Dataset listings of figures
--------------------------------

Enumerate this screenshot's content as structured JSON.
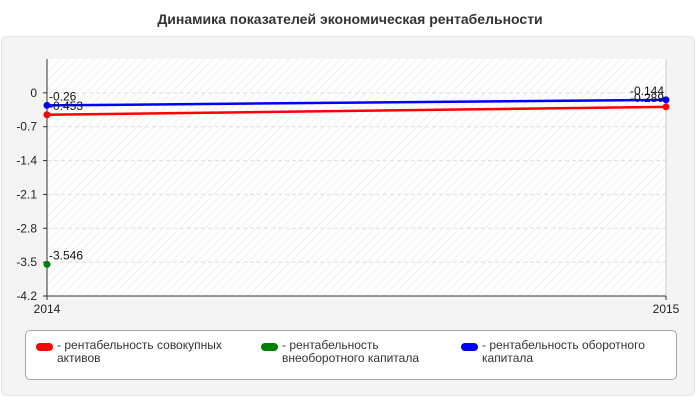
{
  "chart_data": {
    "type": "line",
    "title": "Динамика показателей экономическая рентабельности",
    "xlabel": "",
    "ylabel": "",
    "x": [
      "2014",
      "2015"
    ],
    "ylim": [
      -4.2,
      0.7
    ],
    "yticks": [
      0,
      -0.7,
      -1.4,
      -2.1,
      -2.8,
      -3.5,
      -4.2
    ],
    "ytick_labels": [
      "0",
      "-0.7",
      "-1.4",
      "-2.1",
      "-2.8",
      "-3.5",
      "-4.2"
    ],
    "xtick_labels": [
      "2014",
      "2015"
    ],
    "grid": true,
    "legend_position": "bottom",
    "series": [
      {
        "name": "рентабельность совокупных активов",
        "color": "#ff0000",
        "values": [
          -0.453,
          -0.289
        ],
        "labels": [
          "-0.453",
          "-0.289"
        ]
      },
      {
        "name": "рентабельность внеоборотного капитала",
        "color": "#008000",
        "values": [
          -3.546,
          null
        ],
        "labels": [
          "-3.546",
          ""
        ]
      },
      {
        "name": "рентабельность оборотного капитала",
        "color": "#0000ff",
        "values": [
          -0.26,
          -0.144
        ],
        "labels": [
          "-0.26",
          "-0.144"
        ]
      }
    ]
  },
  "legend": {
    "items": [
      {
        "label": "рентабельность совокупных активов",
        "color": "#ff0000"
      },
      {
        "label": "рентабельность внеоборотного капитала",
        "color": "#008000"
      },
      {
        "label": "рентабельность оборотного капитала",
        "color": "#0000ff"
      }
    ]
  }
}
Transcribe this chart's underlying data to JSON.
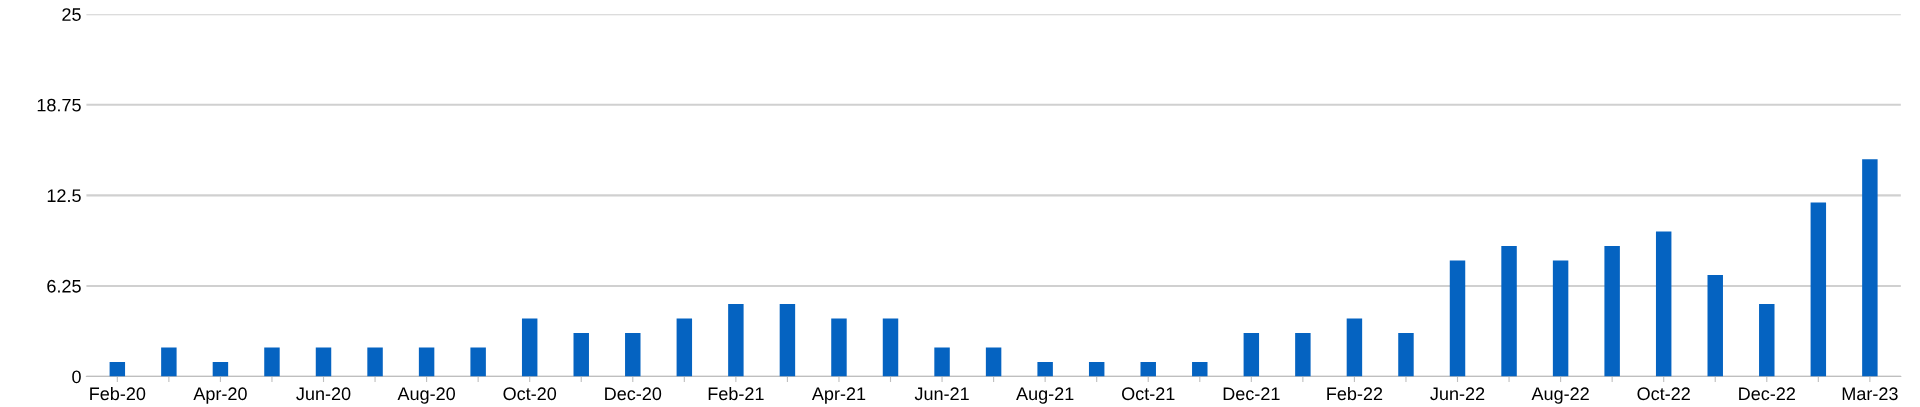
{
  "chart_data": {
    "type": "bar",
    "categories": [
      "Feb-20",
      null,
      "Apr-20",
      null,
      "Jun-20",
      null,
      "Aug-20",
      null,
      "Oct-20",
      null,
      "Dec-20",
      null,
      "Feb-21",
      null,
      "Apr-21",
      null,
      "Jun-21",
      null,
      "Aug-21",
      null,
      "Oct-21",
      null,
      "Dec-21",
      null,
      "Feb-22",
      null,
      "Jun-22",
      null,
      "Aug-22",
      null,
      "Oct-22",
      null,
      "Dec-22",
      null,
      "Mar-23"
    ],
    "values": [
      1,
      2,
      1,
      2,
      2,
      2,
      2,
      2,
      4,
      3,
      3,
      4,
      5,
      5,
      4,
      4,
      2,
      2,
      1,
      1,
      1,
      1,
      3,
      3,
      4,
      3,
      8,
      9,
      8,
      9,
      10,
      7,
      5,
      12,
      15
    ],
    "color": "#0563c1",
    "ylim": [
      0,
      25
    ],
    "yticks": [
      0,
      6.25,
      12.5,
      18.75,
      25
    ],
    "grid": "y"
  }
}
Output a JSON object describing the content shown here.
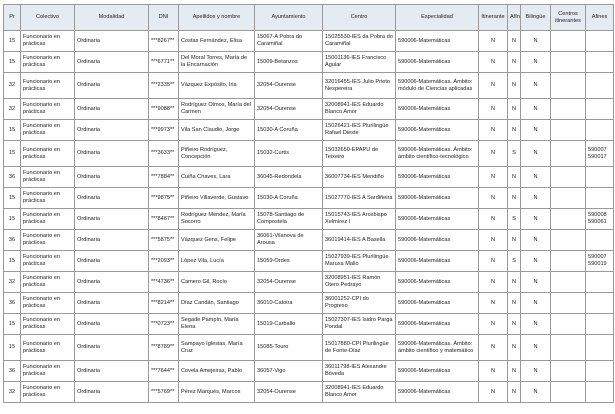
{
  "headers": [
    "Pr",
    "Colectivo",
    "Modalidad",
    "DNI",
    "Apellidos y nombre",
    "Ayuntamiento",
    "Centro",
    "Especialidad",
    "Itinerante",
    "Afín",
    "Bilingüe",
    "Centros itinerantes",
    "Afines"
  ],
  "rows": [
    [
      "15",
      "Funcionario en prácticas",
      "Ordinaria",
      "***8267**",
      "Costas Fernández, Elisa",
      "15067-A Pobra do Caramiñal",
      "15025530-IES da Pobra do Caramiñal",
      "590006-Matemáticas",
      "N",
      "N",
      "N",
      "",
      ""
    ],
    [
      "15",
      "Funcionario en prácticas",
      "Ordinaria",
      "***6771**",
      "Del Moral Torres, María de la Encarnación",
      "15009-Betanzos",
      "15001136-IES Francisco Aguiar",
      "590006-Matemáticas",
      "N",
      "N",
      "N",
      "",
      ""
    ],
    [
      "32",
      "Funcionario en prácticas",
      "Ordinaria",
      "***2335**",
      "Vázquez Expósito, Iria",
      "32054-Ourense",
      "32016455-IES Julio Prieto Nespereira",
      "590006-Matemáticas. Ámbito: módulo de Ciencias aplicadas",
      "N",
      "N",
      "N",
      "",
      ""
    ],
    [
      "32",
      "Funcionario en prácticas",
      "Ordinaria",
      "***9088**",
      "Rodríguez Olmos, María del Carmen",
      "32054-Ourense",
      "32008941-IES Eduardo Blanco Amor",
      "590006-Matemáticas",
      "N",
      "N",
      "N",
      "",
      ""
    ],
    [
      "15",
      "Funcionario en prácticas",
      "Ordinaria",
      "***9973**",
      "Vila San Claudio, Jorge",
      "15030-A Coruña",
      "15026421-IES Plurilingüe Rafael Dieste",
      "590006-Matemáticas",
      "N",
      "N",
      "N",
      "",
      ""
    ],
    [
      "15",
      "Funcionario en prácticas",
      "Ordinaria",
      "***3633**",
      "Piñeiro Rodríguez, Concepción",
      "15032-Curtis",
      "15032650-EPAPU de Teixeiro",
      "590006-Matemáticas. Ámbito: ámbito científico-tecnológico",
      "N",
      "S",
      "N",
      "",
      "590007 590017"
    ],
    [
      "36",
      "Funcionario en prácticas",
      "Ordinaria",
      "***7884**",
      "Cuiña Chaves, Lara",
      "36045-Redondela",
      "36007734-IES Mendiño",
      "590006-Matemáticas",
      "N",
      "N",
      "N",
      "",
      ""
    ],
    [
      "15",
      "Funcionario en prácticas",
      "Ordinaria",
      "***9875**",
      "Piñeiro Villaverde, Gustavo",
      "15030-A Coruña",
      "15027770-IES A Sardiñeira",
      "590006-Matemáticas",
      "N",
      "N",
      "N",
      "",
      ""
    ],
    [
      "15",
      "Funcionario en prácticas",
      "Ordinaria",
      "***8467**",
      "Rodríguez Méndez, María Socorro",
      "15078-Santiago de Compostela",
      "15015743-IES Arcebispo Xelmírez I",
      "590006-Matemáticas",
      "N",
      "S",
      "N",
      "",
      "590008 590061"
    ],
    [
      "36",
      "Funcionario en prácticas",
      "Ordinaria",
      "***5875**",
      "Vázquez Gens, Felipe",
      "36061-Vilanova de Arousa",
      "36019414-IES A Basella",
      "590006-Matemáticas",
      "N",
      "N",
      "N",
      "",
      ""
    ],
    [
      "15",
      "Funcionario en prácticas",
      "Ordinaria",
      "***2093**",
      "López Vila, Lucía",
      "15059-Ordes",
      "15027939-IES Plurilingüe Maruxa Mallo",
      "590006-Matemáticas",
      "N",
      "S",
      "N",
      "",
      "590007 590019"
    ],
    [
      "32",
      "Funcionario en prácticas",
      "Ordinaria",
      "***4736**",
      "Camero Gil, Rocío",
      "32054-Ourense",
      "32008951-IES Ramón Otero Pedrayo",
      "590006-Matemáticas",
      "N",
      "N",
      "N",
      "",
      ""
    ],
    [
      "36",
      "Funcionario en prácticas",
      "Ordinaria",
      "***8214**",
      "Díaz Candán, Santiago",
      "36010-Catoira",
      "36001252-CPI do Progreso",
      "590006-Matemáticas",
      "N",
      "N",
      "N",
      "",
      ""
    ],
    [
      "15",
      "Funcionario en prácticas",
      "Ordinaria",
      "***0723**",
      "Segade Pampín, María Elena",
      "15019-Carballo",
      "15027307-IES Isidro Parga Pondal",
      "590006-Matemáticas",
      "N",
      "N",
      "N",
      "",
      ""
    ],
    [
      "15",
      "Funcionario en prácticas",
      "Ordinaria",
      "***8789**",
      "Sampayo Iglesias, María Cruz",
      "15085-Touro",
      "15017880-CPI Plurilingüe de Fonte-Díaz",
      "590006-Matemáticas. Ámbito: ámbito científico y matemático",
      "N",
      "N",
      "N",
      "",
      ""
    ],
    [
      "36",
      "Funcionario en prácticas",
      "Ordinaria",
      "***7644**",
      "Covela Amejeiras, Pablo",
      "36057-Vigo",
      "36011798-IES Alexandre Bóveda",
      "590006-Matemáticas",
      "N",
      "N",
      "N",
      "",
      ""
    ],
    [
      "32",
      "Funcionario en prácticas",
      "Ordinaria",
      "***5769**",
      "Pérez Marqués, Marcos",
      "32054-Ourense",
      "32008941-IES Eduardo Blanco Amor",
      "590006-Matemáticas",
      "N",
      "N",
      "N",
      "",
      ""
    ]
  ]
}
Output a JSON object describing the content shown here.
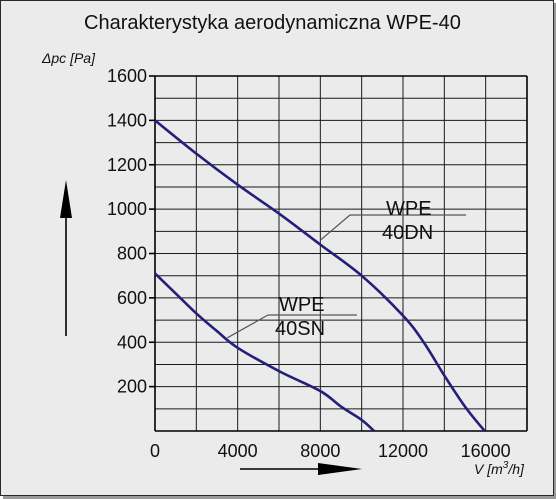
{
  "chart_data": {
    "type": "line",
    "title": "Charakterystyka aerodynamiczna  WPE-40",
    "ylabel": "Δpc [Pa]",
    "xlabel_prefix": "V [m",
    "xlabel_sup": "3",
    "xlabel_suffix": "/h]",
    "xlim": [
      0,
      18000
    ],
    "ylim": [
      0,
      1600
    ],
    "grid": true,
    "x_ticks": [
      {
        "value": 0,
        "label": "0"
      },
      {
        "value": 4000,
        "label": "4000"
      },
      {
        "value": 8000,
        "label": "8000"
      },
      {
        "value": 12000,
        "label": "12000"
      },
      {
        "value": 16000,
        "label": "16000"
      }
    ],
    "y_ticks": [
      {
        "value": 200,
        "label": "200"
      },
      {
        "value": 400,
        "label": "400"
      },
      {
        "value": 600,
        "label": "600"
      },
      {
        "value": 800,
        "label": "800"
      },
      {
        "value": 1000,
        "label": "1000"
      },
      {
        "value": 1200,
        "label": "1200"
      },
      {
        "value": 1400,
        "label": "1400"
      },
      {
        "value": 1600,
        "label": "1600"
      }
    ],
    "series": [
      {
        "name_line1": "WPE",
        "name_line2": "40DN",
        "color": "#24207a",
        "x": [
          0,
          2000,
          4000,
          6000,
          8000,
          10000,
          12000,
          13000,
          14000,
          15000,
          15950
        ],
        "y": [
          1400,
          1250,
          1110,
          980,
          840,
          700,
          520,
          400,
          250,
          110,
          0
        ]
      },
      {
        "name_line1": "WPE",
        "name_line2": "40SN",
        "color": "#24207a",
        "x": [
          0,
          1000,
          2000,
          3000,
          4000,
          6000,
          8000,
          9000,
          10000,
          10600
        ],
        "y": [
          710,
          620,
          530,
          450,
          375,
          270,
          180,
          110,
          50,
          0
        ]
      }
    ]
  }
}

--------------------------------

-- WHAT YOU WILL DO --
Pull every line containing "Pobra" out of the records.

-- EXERCISE OUTPUT --
      "15067-A Pobra do Caramiñal",
      "15025530-IES da Pobra do Caramiñal",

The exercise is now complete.